■ **WHAT YOU SHOULD DO**
Please write out the complete listing that follows, exactly as it reads.

■ **MATERIAL TO PROCESS**
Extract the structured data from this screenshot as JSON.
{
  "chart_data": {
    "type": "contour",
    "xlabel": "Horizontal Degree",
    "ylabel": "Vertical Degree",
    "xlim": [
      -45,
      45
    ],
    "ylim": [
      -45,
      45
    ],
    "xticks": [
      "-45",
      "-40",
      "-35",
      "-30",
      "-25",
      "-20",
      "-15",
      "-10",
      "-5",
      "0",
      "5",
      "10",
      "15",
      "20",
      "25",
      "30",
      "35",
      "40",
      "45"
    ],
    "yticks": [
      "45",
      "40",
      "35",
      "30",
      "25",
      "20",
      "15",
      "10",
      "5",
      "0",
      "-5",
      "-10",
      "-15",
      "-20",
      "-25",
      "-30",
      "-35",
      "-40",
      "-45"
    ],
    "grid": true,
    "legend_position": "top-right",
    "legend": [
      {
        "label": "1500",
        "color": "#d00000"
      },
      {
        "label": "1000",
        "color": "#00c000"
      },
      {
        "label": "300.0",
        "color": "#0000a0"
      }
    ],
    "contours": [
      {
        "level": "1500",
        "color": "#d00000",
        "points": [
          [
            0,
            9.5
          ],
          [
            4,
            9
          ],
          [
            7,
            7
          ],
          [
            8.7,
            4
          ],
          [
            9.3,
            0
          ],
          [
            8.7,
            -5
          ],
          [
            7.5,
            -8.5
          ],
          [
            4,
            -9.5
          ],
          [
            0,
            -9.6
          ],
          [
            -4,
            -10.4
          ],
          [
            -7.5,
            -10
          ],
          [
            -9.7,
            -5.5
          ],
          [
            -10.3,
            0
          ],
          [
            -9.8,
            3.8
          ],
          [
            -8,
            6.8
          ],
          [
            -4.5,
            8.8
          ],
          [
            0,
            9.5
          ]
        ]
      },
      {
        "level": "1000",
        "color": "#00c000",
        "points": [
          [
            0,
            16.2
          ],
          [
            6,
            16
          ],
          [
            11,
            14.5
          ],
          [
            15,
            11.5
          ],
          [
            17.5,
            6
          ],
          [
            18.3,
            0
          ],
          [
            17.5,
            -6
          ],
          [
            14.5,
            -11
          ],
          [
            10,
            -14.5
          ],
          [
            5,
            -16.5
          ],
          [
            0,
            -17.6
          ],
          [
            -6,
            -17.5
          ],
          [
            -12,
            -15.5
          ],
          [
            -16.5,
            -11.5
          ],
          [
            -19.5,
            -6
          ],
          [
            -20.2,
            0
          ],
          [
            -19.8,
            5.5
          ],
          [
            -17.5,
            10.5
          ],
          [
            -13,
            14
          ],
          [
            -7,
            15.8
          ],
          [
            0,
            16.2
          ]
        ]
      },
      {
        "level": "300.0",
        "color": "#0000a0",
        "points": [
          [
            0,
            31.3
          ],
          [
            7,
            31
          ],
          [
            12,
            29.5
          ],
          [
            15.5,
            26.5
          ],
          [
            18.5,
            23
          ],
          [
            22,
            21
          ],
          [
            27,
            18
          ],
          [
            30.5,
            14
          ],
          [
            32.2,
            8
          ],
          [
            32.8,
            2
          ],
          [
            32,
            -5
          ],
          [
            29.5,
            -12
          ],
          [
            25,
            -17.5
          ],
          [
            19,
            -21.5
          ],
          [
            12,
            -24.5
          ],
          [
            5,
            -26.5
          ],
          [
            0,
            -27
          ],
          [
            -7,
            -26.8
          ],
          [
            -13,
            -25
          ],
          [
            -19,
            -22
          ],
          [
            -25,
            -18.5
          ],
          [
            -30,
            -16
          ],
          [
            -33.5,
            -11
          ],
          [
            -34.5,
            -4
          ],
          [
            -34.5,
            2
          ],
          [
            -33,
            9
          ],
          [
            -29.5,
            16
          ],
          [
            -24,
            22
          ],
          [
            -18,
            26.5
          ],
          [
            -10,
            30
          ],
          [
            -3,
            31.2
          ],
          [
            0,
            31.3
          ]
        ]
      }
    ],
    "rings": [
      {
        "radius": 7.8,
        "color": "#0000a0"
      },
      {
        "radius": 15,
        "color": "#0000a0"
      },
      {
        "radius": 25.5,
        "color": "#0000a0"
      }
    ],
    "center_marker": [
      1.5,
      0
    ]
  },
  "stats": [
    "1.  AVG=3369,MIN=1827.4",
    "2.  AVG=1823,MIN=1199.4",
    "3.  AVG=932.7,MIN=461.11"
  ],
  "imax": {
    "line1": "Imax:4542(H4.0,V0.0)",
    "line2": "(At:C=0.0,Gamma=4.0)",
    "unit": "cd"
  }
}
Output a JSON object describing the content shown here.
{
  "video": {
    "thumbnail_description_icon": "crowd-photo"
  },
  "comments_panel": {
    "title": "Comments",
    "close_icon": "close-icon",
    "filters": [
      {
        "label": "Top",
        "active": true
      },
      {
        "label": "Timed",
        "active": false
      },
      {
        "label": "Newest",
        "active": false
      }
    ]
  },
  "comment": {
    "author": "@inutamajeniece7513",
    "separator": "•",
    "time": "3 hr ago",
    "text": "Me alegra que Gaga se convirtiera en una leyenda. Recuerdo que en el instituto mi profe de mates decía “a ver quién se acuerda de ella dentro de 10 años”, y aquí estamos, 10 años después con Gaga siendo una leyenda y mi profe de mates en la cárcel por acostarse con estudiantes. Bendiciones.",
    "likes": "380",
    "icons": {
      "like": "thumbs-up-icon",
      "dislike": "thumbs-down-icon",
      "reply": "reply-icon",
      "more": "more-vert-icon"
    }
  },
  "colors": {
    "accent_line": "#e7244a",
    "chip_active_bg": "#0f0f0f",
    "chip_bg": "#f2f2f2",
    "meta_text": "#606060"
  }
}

■ **CORRECT OUTPUT**
Extract the structured data from this screenshot as JSON.
{
  "chart_data": {
    "type": "contour",
    "xlabel": "Horizontal Degree",
    "ylabel": "Vertical Degree",
    "xlim": [
      -45,
      45
    ],
    "ylim": [
      -45,
      45
    ],
    "xticks": [
      "-45",
      "-40",
      "-35",
      "-30",
      "-25",
      "-20",
      "-15",
      "-10",
      "-5",
      "0",
      "5",
      "10",
      "15",
      "20",
      "25",
      "30",
      "35",
      "40",
      "45"
    ],
    "yticks": [
      "45",
      "40",
      "35",
      "30",
      "25",
      "20",
      "15",
      "10",
      "5",
      "0",
      "-5",
      "-10",
      "-15",
      "-20",
      "-25",
      "-30",
      "-35",
      "-40",
      "-45"
    ],
    "grid": true,
    "legend_position": "top-right",
    "legend": [
      {
        "label": "1500",
        "color": "#d00000"
      },
      {
        "label": "1000",
        "color": "#00c000"
      },
      {
        "label": "300.0",
        "color": "#0000a0"
      }
    ],
    "contours": [
      {
        "level": "1500",
        "color": "#d00000",
        "points": [
          [
            0,
            9.5
          ],
          [
            4,
            9
          ],
          [
            7,
            7
          ],
          [
            8.7,
            4
          ],
          [
            9.3,
            0
          ],
          [
            8.7,
            -5
          ],
          [
            7.5,
            -8.5
          ],
          [
            4,
            -9.5
          ],
          [
            0,
            -9.6
          ],
          [
            -4,
            -10.4
          ],
          [
            -7.5,
            -10
          ],
          [
            -9.7,
            -5.5
          ],
          [
            -10.3,
            0
          ],
          [
            -9.8,
            3.8
          ],
          [
            -8,
            6.8
          ],
          [
            -4.5,
            8.8
          ],
          [
            0,
            9.5
          ]
        ]
      },
      {
        "level": "1000",
        "color": "#00c000",
        "points": [
          [
            0,
            16.2
          ],
          [
            6,
            16
          ],
          [
            11,
            14.5
          ],
          [
            15,
            11.5
          ],
          [
            17.5,
            6
          ],
          [
            18.3,
            0
          ],
          [
            17.5,
            -6
          ],
          [
            14.5,
            -11
          ],
          [
            10,
            -14.5
          ],
          [
            5,
            -16.5
          ],
          [
            0,
            -17.6
          ],
          [
            -6,
            -17.5
          ],
          [
            -12,
            -15.5
          ],
          [
            -16.5,
            -11.5
          ],
          [
            -19.5,
            -6
          ],
          [
            -20.2,
            0
          ],
          [
            -19.8,
            5.5
          ],
          [
            -17.5,
            10.5
          ],
          [
            -13,
            14
          ],
          [
            -7,
            15.8
          ],
          [
            0,
            16.2
          ]
        ]
      },
      {
        "level": "300.0",
        "color": "#0000a0",
        "points": [
          [
            0,
            31.3
          ],
          [
            7,
            31
          ],
          [
            12,
            29.5
          ],
          [
            15.5,
            26.5
          ],
          [
            18.5,
            23
          ],
          [
            22,
            21
          ],
          [
            27,
            18
          ],
          [
            30.5,
            14
          ],
          [
            32.2,
            8
          ],
          [
            32.8,
            2
          ],
          [
            32,
            -5
          ],
          [
            29.5,
            -12
          ],
          [
            25,
            -17.5
          ],
          [
            19,
            -21.5
          ],
          [
            12,
            -24.5
          ],
          [
            5,
            -26.5
          ],
          [
            0,
            -27
          ],
          [
            -7,
            -26.8
          ],
          [
            -13,
            -25
          ],
          [
            -19,
            -22
          ],
          [
            -25,
            -18.5
          ],
          [
            -30,
            -16
          ],
          [
            -33.5,
            -11
          ],
          [
            -34.5,
            -4
          ],
          [
            -34.5,
            2
          ],
          [
            -33,
            9
          ],
          [
            -29.5,
            16
          ],
          [
            -24,
            22
          ],
          [
            -18,
            26.5
          ],
          [
            -10,
            30
          ],
          [
            -3,
            31.2
          ],
          [
            0,
            31.3
          ]
        ]
      }
    ],
    "rings": [
      {
        "radius": 7.8,
        "color": "#0000a0"
      },
      {
        "radius": 15,
        "color": "#0000a0"
      },
      {
        "radius": 25.5,
        "color": "#0000a0"
      }
    ],
    "center_marker": [
      1.5,
      0
    ]
  },
  "stats": [
    "1.  AVG=3369,MIN=1827.4",
    "2.  AVG=1823,MIN=1199.4",
    "3.  AVG=932.7,MIN=461.11"
  ],
  "imax": {
    "line1": "Imax:4542(H4.0,V0.0)",
    "line2": "(At:C=0.0,Gamma=4.0)",
    "unit": "cd"
  }
}
Output a JSON object describing the content shown here.
{
  "video": {
    "thumbnail_description_icon": "crowd-photo"
  },
  "comments_panel": {
    "title": "Comments",
    "close_icon": "close-icon",
    "filters": [
      {
        "label": "Top",
        "active": true
      },
      {
        "label": "Timed",
        "active": false
      },
      {
        "label": "Newest",
        "active": false
      }
    ]
  },
  "comment": {
    "author": "@inutamajeniece7513",
    "separator": "•",
    "time": "3 hr ago",
    "text": "Me alegra que Gaga se convirtiera en una leyenda. Recuerdo que en el instituto mi profe de mates decía “a ver quién se acuerda de ella dentro de 10 años”, y aquí estamos, 10 años después con Gaga siendo una leyenda y mi profe de mates en la cárcel por acostarse con estudiantes. Bendiciones.",
    "likes": "380",
    "icons": {
      "like": "thumbs-up-icon",
      "dislike": "thumbs-down-icon",
      "reply": "reply-icon",
      "more": "more-vert-icon"
    }
  },
  "colors": {
    "accent_line": "#e7244a",
    "chip_active_bg": "#0f0f0f",
    "chip_bg": "#f2f2f2",
    "meta_text": "#606060"
  }
}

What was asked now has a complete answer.